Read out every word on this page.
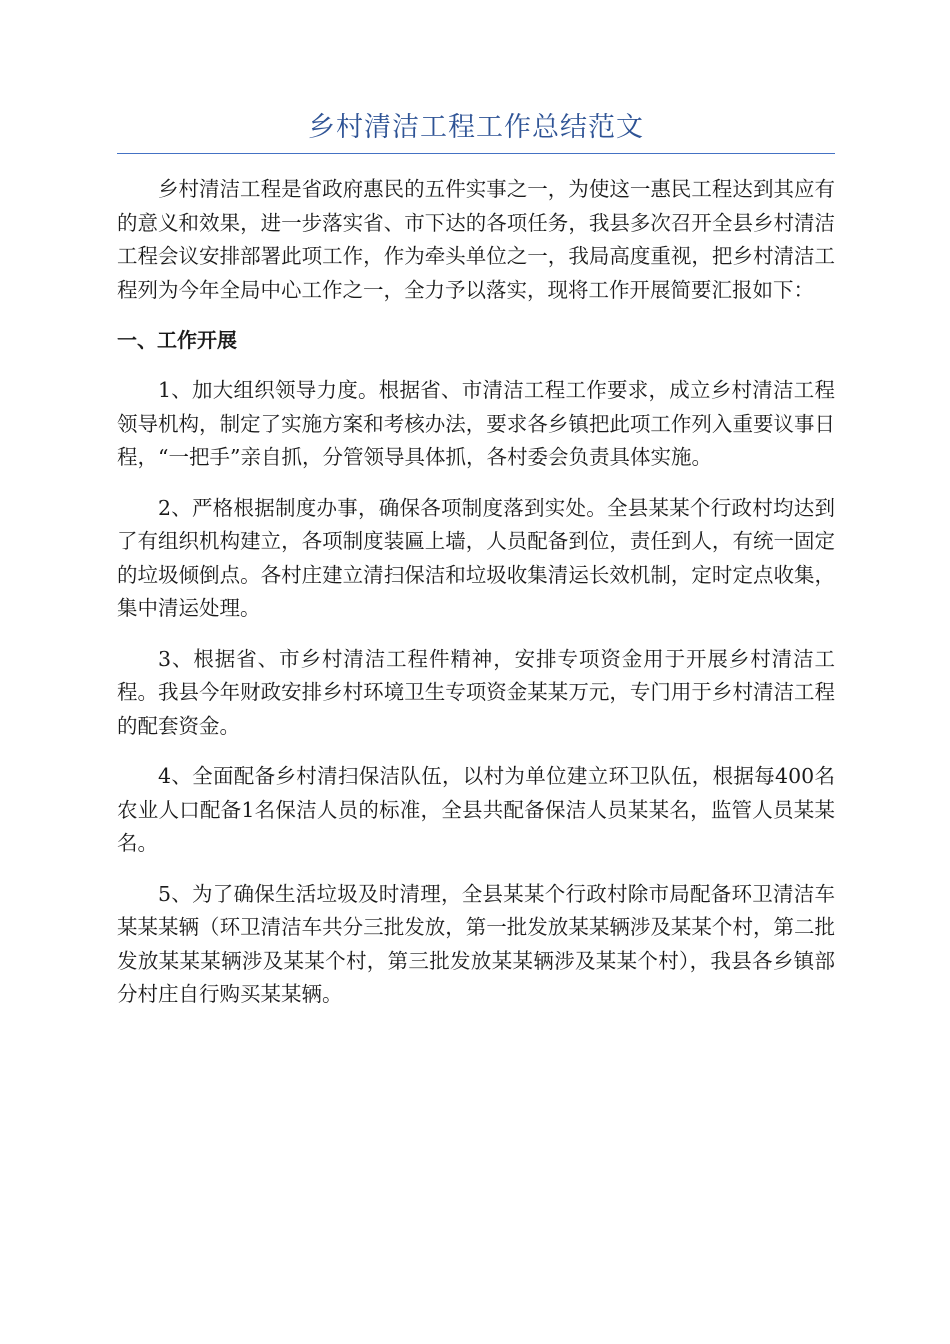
乡村清洁工程工作总结范文

乡村清洁工程是省政府惠民的五件实事之一，为使这一惠民工程达到其应有的意义和效果，进一步落实省、市下达的各项任务，我县多次召开全县乡村清洁工程会议安排部署此项工作，作为牵头单位之一，我局高度重视，把乡村清洁工程列为今年全局中心工作之一，全力予以落实，现将工作开展简要汇报如下：

一、工作开展

1、加大组织领导力度。根据省、市清洁工程工作要求，成立乡村清洁工程领导机构，制定了实施方案和考核办法，要求各乡镇把此项工作列入重要议事日程，“一把手”亲自抓，分管领导具体抓，各村委会负责具体实施。

2、严格根据制度办事，确保各项制度落到实处。全县某某个行政村均达到了有组织机构建立，各项制度装匾上墙，人员配备到位，责任到人，有统一固定的垃圾倾倒点。各村庄建立清扫保洁和垃圾收集清运长效机制，定时定点收集，集中清运处理。

3、根据省、市乡村清洁工程件精神，安排专项资金用于开展乡村清洁工程。我县今年财政安排乡村环境卫生专项资金某某万元，专门用于乡村清洁工程的配套资金。

4、全面配备乡村清扫保洁队伍，以村为单位建立环卫队伍，根据每400名农业人口配备1名保洁人员的标准，全县共配备保洁人员某某名，监管人员某某名。

5、为了确保生活垃圾及时清理，全县某某个行政村除市局配备环卫清洁车某某某辆（环卫清洁车共分三批发放，第一批发放某某辆涉及某某个村，第二批发放某某某辆涉及某某个村，第三批发放某某辆涉及某某个村），我县各乡镇部分村庄自行购买某某辆。
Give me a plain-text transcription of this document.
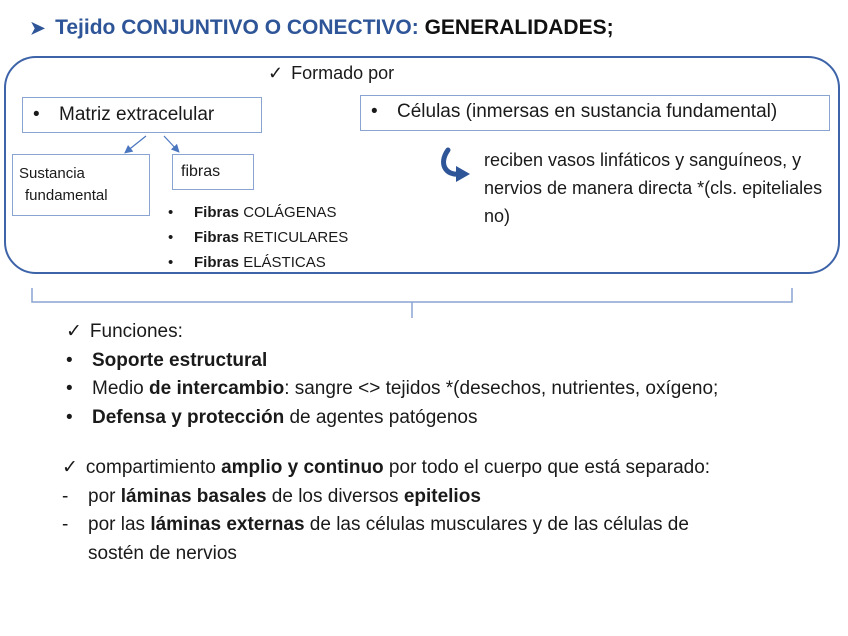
➤ Tejido CONJUNTIVO O CONECTIVO: GENERALIDADES;
✓ Formado por
• Matriz extracelular	• Células (inmersas en sustancia fundamental)
Sustancia
fundamental
fibras
• Fibras COLÁGENAS
• Fibras RETICULARES
• Fibras ELÁSTICAS
reciben vasos linfáticos y sanguíneos, y nervios de manera directa *(cls. epiteliales no)
✓ Funciones:
• Soporte estructural
• Medio de intercambio: sangre <> tejidos *(desechos, nutrientes, oxígeno;
• Defensa y protección de agentes patógenos
✓ compartimiento amplio y continuo por todo el cuerpo que está separado:
- por láminas basales de los diversos epitelios
- por las láminas externas de las células musculares y de las células de
sostén de nervios
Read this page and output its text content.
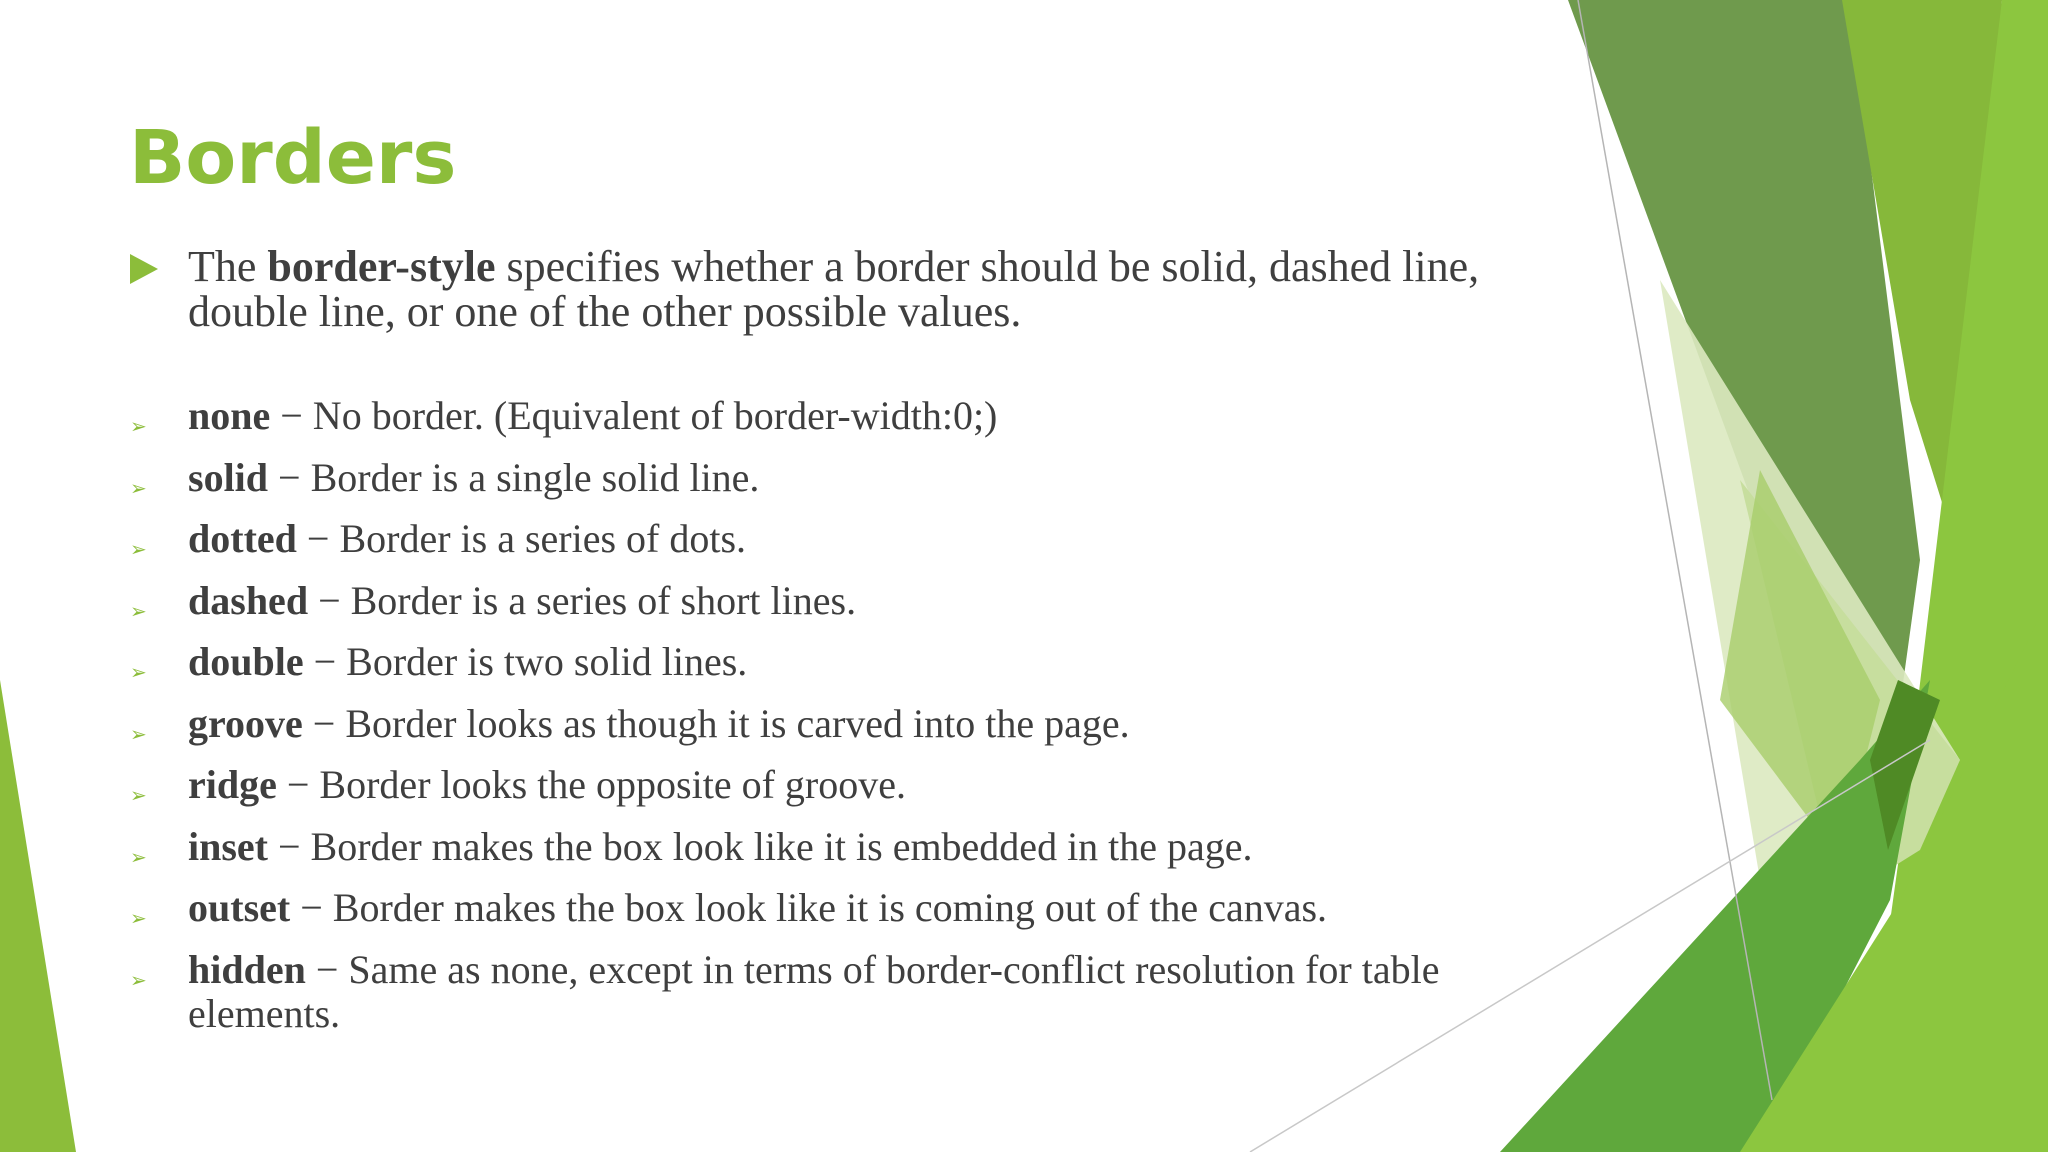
Borders
The border-style specifies whether a border should be solid, dashed line, double line, or one of the other possible values.
➢	none − No border. (Equivalent of border-width:0;)
➢	solid − Border is a single solid line.
➢	dotted − Border is a series of dots.
➢	dashed − Border is a series of short lines.
➢	double − Border is two solid lines.
➢	groove − Border looks as though it is carved into the page.
➢	ridge − Border looks the opposite of groove.
➢	inset − Border makes the box look like it is embedded in the page.
➢	outset − Border makes the box look like it is coming out of the canvas.
➢	hidden − Same as none, except in terms of border-conflict resolution for table elements.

..............................

§ **Prompt**: Leave out the pictures and give the rest of the records again exactly.

§ **Finished task**:
Read out every word on this page.
乡村清洁工程工作总结范文

乡村清洁工程是省政府惠民的五件实事之一，为使这一惠民工程达到其应有的意义和效果，进一步落实省、市下达的各项任务，我县多次召开全县乡村清洁工程会议安排部署此项工作，作为牵头单位之一，我局高度重视，把乡村清洁工程列为今年全局中心工作之一，全力予以落实，现将工作开展简要汇报如下：

一、工作开展

1、加大组织领导力度。根据省、市清洁工程工作要求，成立乡村清洁工程领导机构，制定了实施方案和考核办法，要求各乡镇把此项工作列入重要议事日程，“一把手”亲自抓，分管领导具体抓，各村委会负责具体实施。

2、严格根据制度办事，确保各项制度落到实处。全县某某个行政村均达到了有组织机构建立，各项制度装匾上墙，人员配备到位，责任到人，有统一固定的垃圾倾倒点。各村庄建立清扫保洁和垃圾收集清运长效机制，定时定点收集，集中清运处理。

3、根据省、市乡村清洁工程件精神，安排专项资金用于开展乡村清洁工程。我县今年财政安排乡村环境卫生专项资金某某万元，专门用于乡村清洁工程的配套资金。

4、全面配备乡村清扫保洁队伍，以村为单位建立环卫队伍，根据每400名农业人口配备1名保洁人员的标准，全县共配备保洁人员某某名，监管人员某某名。

5、为了确保生活垃圾及时清理，全县某某个行政村除市局配备环卫清洁车某某某辆（环卫清洁车共分三批发放，第一批发放某某辆涉及某某个村，第二批发放某某某辆涉及某某个村，第三批发放某某辆涉及某某个村），我县各乡镇部分村庄自行购买某某辆。
Give me a plain-text transcription of this document.
➤ Tejido CONJUNTIVO O CONECTIVO: GENERALIDADES;
✓ Formado por
• Matriz extracelular	• Células (inmersas en sustancia fundamental)
Sustancia
fundamental
fibras
• Fibras COLÁGENAS
• Fibras RETICULARES
• Fibras ELÁSTICAS
reciben vasos linfáticos y sanguíneos, y nervios de manera directa *(cls. epiteliales no)
✓ Funciones:
• Soporte estructural
• Medio de intercambio: sangre <> tejidos *(desechos, nutrientes, oxígeno;
• Defensa y protección de agentes patógenos
✓ compartimiento amplio y continuo por todo el cuerpo que está separado:
- por láminas basales de los diversos epitelios
- por las láminas externas de las células musculares y de las células de
sostén de nervios
Read this page and output its text content.
Borders
The border-style specifies whether a border should be solid, dashed line, double line, or one of the other possible values.
➢	none − No border. (Equivalent of border-width:0;)
➢	solid − Border is a single solid line.
➢	dotted − Border is a series of dots.
➢	dashed − Border is a series of short lines.
➢	double − Border is two solid lines.
➢	groove − Border looks as though it is carved into the page.
➢	ridge − Border looks the opposite of groove.
➢	inset − Border makes the box look like it is embedded in the page.
➢	outset − Border makes the box look like it is coming out of the canvas.
➢	hidden − Same as none, except in terms of border-conflict resolution for table elements.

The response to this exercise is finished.